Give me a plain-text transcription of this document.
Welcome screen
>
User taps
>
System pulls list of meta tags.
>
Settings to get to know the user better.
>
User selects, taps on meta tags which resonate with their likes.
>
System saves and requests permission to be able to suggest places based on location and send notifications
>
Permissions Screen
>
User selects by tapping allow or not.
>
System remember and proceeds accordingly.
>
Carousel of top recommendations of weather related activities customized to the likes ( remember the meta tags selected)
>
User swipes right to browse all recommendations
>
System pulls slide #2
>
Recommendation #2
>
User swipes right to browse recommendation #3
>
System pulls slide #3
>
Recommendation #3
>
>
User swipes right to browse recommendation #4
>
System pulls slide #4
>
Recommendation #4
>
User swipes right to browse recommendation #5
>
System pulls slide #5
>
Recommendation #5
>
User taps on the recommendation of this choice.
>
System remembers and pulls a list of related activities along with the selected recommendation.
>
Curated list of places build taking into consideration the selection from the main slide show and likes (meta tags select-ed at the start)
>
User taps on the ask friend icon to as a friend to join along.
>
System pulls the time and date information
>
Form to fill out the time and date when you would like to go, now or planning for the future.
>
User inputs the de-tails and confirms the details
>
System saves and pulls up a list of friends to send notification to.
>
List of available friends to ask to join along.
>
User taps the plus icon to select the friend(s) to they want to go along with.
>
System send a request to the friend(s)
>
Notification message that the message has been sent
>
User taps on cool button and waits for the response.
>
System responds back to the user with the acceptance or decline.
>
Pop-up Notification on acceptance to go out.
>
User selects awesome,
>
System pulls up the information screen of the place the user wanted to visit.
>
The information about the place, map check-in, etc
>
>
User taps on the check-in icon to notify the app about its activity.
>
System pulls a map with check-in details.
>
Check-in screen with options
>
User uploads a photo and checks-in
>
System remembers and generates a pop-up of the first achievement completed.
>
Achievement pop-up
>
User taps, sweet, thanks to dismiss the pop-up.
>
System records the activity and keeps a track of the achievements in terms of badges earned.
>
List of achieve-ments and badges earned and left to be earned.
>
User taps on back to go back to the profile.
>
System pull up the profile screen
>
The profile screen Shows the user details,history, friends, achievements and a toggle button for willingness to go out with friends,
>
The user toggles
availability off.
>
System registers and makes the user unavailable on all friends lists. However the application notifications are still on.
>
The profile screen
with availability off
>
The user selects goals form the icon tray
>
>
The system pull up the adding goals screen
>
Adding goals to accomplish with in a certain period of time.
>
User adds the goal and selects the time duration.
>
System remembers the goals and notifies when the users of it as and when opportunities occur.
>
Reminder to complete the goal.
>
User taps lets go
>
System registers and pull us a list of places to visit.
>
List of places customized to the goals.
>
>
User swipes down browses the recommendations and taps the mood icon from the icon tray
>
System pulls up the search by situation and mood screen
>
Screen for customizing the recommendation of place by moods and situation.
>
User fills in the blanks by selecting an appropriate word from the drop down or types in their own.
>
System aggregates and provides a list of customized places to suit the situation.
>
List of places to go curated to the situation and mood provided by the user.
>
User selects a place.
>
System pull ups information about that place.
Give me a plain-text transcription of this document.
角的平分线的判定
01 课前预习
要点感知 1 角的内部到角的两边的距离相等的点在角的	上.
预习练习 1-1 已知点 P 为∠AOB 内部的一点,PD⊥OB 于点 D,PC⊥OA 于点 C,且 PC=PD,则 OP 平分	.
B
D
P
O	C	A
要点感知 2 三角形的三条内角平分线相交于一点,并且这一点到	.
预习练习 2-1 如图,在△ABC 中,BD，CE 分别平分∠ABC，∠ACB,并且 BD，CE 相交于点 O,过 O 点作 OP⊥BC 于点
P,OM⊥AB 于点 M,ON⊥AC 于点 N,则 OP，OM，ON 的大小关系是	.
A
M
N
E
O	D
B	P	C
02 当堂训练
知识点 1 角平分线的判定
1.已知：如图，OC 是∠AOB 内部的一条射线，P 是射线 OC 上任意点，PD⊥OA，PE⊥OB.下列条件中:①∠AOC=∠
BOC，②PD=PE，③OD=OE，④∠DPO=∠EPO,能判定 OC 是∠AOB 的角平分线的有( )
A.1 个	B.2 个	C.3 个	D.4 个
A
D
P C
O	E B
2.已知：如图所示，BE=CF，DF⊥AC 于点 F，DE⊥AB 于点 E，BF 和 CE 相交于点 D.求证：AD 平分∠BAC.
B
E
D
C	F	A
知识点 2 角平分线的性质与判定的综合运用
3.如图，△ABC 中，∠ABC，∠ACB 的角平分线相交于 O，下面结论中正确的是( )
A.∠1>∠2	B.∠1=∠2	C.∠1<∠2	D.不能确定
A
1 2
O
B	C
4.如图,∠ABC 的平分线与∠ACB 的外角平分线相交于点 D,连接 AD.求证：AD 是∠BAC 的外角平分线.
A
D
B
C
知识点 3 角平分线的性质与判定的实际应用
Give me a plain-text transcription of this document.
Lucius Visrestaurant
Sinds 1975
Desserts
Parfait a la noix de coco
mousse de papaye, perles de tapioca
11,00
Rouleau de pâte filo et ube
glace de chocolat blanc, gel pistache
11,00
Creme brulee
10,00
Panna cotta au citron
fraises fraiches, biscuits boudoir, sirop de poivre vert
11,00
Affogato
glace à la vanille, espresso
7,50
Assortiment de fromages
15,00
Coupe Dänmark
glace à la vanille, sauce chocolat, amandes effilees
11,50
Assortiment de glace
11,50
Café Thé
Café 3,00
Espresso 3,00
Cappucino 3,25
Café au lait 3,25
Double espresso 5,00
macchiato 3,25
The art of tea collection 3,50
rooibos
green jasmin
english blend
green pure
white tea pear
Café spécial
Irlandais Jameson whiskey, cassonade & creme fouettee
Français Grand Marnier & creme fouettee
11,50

|---|

### Your task
Work through the records above line by line and count those that hold the string "taps". Give only the result.

### Solution to the exercise
11